• WORK TO COMPLETE:
Update the lines starting with the one that contains "Give me the" and going on through the one that contains "priority-label: Priority 1" by changing "list-item" to "numbered-item". Keep everything else the same and return only those lines.

• DATA TO USE:
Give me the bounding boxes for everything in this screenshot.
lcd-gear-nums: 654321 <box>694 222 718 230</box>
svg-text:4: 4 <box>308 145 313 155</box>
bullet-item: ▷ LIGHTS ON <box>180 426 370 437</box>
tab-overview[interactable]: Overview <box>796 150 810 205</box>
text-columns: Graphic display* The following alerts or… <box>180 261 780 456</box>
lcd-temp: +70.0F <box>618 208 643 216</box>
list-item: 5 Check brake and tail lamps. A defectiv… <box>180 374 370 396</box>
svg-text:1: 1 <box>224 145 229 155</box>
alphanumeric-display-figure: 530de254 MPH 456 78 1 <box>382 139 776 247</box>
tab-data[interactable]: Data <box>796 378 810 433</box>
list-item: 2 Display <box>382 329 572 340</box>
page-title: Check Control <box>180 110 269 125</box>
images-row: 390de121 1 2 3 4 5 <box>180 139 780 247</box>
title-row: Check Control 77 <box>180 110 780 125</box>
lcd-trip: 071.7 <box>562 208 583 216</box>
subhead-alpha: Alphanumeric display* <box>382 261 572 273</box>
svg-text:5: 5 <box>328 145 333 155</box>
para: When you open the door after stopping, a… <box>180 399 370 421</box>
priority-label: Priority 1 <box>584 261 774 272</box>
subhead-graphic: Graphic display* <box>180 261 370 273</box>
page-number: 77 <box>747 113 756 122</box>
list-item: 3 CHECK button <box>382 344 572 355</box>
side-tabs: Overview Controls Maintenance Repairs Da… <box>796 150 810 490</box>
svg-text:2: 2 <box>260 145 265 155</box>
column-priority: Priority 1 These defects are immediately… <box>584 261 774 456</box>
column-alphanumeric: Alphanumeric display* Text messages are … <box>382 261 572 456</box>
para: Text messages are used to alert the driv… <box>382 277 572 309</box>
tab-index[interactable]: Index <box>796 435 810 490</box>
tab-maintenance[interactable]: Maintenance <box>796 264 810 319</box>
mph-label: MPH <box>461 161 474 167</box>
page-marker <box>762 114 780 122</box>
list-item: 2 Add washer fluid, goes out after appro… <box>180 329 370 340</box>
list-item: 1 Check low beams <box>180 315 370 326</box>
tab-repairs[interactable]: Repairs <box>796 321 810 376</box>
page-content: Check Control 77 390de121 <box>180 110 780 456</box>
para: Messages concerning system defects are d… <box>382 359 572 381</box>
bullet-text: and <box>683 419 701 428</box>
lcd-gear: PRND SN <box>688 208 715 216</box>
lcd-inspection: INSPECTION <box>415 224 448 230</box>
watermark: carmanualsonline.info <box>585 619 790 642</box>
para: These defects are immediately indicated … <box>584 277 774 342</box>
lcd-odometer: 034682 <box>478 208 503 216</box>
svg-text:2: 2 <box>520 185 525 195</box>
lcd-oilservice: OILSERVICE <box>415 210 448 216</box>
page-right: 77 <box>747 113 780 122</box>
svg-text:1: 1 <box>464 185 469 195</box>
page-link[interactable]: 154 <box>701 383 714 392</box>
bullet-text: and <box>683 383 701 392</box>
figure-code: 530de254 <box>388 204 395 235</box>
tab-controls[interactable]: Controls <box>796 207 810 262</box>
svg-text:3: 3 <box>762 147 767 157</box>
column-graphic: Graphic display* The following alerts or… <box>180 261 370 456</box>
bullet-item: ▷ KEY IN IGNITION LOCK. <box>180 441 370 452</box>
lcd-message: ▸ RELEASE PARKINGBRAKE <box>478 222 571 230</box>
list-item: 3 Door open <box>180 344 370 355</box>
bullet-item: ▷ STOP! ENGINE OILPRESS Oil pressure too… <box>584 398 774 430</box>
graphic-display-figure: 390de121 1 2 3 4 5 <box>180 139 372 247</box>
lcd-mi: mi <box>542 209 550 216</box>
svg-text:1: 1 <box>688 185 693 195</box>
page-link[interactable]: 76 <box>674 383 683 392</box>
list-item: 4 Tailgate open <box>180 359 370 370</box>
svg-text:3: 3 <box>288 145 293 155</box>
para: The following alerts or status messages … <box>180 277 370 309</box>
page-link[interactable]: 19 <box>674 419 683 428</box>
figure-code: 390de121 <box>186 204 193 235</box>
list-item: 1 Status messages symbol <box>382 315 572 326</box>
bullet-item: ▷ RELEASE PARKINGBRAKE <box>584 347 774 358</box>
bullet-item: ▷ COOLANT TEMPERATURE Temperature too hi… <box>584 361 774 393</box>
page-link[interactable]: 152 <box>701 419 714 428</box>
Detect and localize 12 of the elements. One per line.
* * *
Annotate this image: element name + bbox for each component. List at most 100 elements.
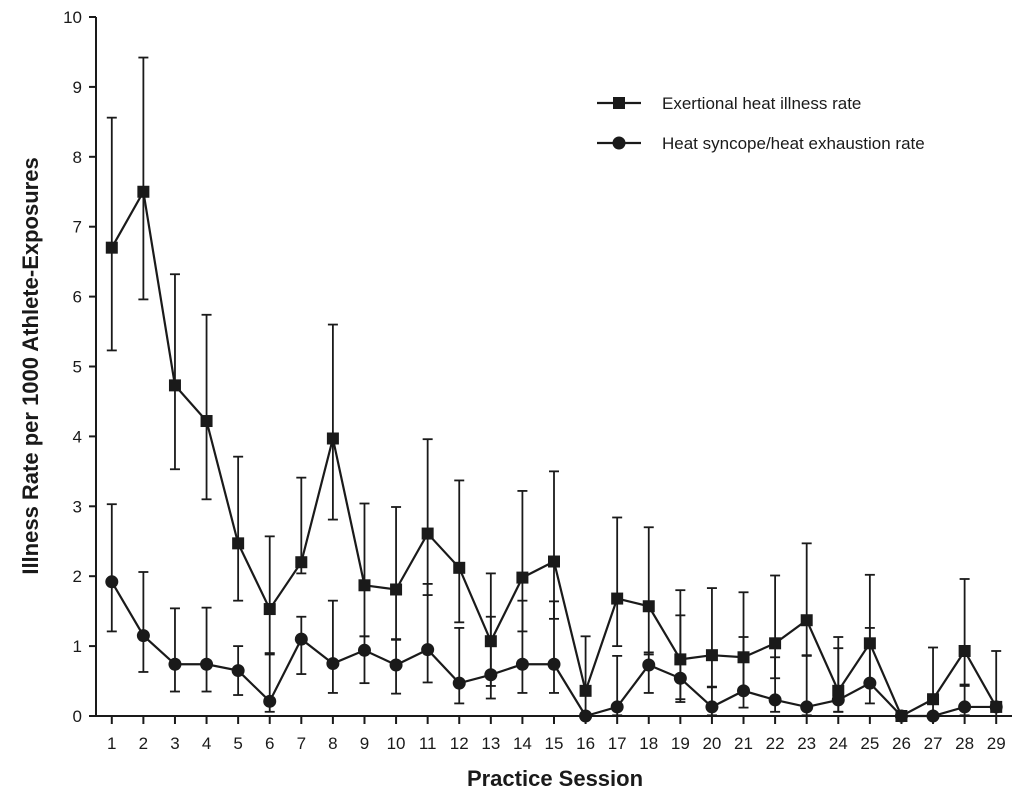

• ANSWER TO THE TASK:
Give me the bounding boxes for everything in this screenshot.
lcd-gear-nums: 654321 <box>694 222 718 230</box>
svg-text:4: 4 <box>308 145 313 155</box>
bullet-item: ▷ LIGHTS ON <box>180 426 370 437</box>
tab-overview[interactable]: Overview <box>796 150 810 205</box>
text-columns: Graphic display* The following alerts or… <box>180 261 780 456</box>
lcd-temp: +70.0F <box>618 208 643 216</box>
numbered-item: 5 Check brake and tail lamps. A defectiv… <box>180 374 370 396</box>
svg-text:1: 1 <box>224 145 229 155</box>
alphanumeric-display-figure: 530de254 MPH 456 78 1 <box>382 139 776 247</box>
tab-data[interactable]: Data <box>796 378 810 433</box>
numbered-item: 2 Display <box>382 329 572 340</box>
page-title: Check Control <box>180 110 269 125</box>
images-row: 390de121 1 2 3 4 5 <box>180 139 780 247</box>
title-row: Check Control 77 <box>180 110 780 125</box>
lcd-trip: 071.7 <box>562 208 583 216</box>
subhead-alpha: Alphanumeric display* <box>382 261 572 273</box>
svg-text:5: 5 <box>328 145 333 155</box>
para: When you open the door after stopping, a… <box>180 399 370 421</box>
priority-label: Priority 1 <box>584 261 774 272</box>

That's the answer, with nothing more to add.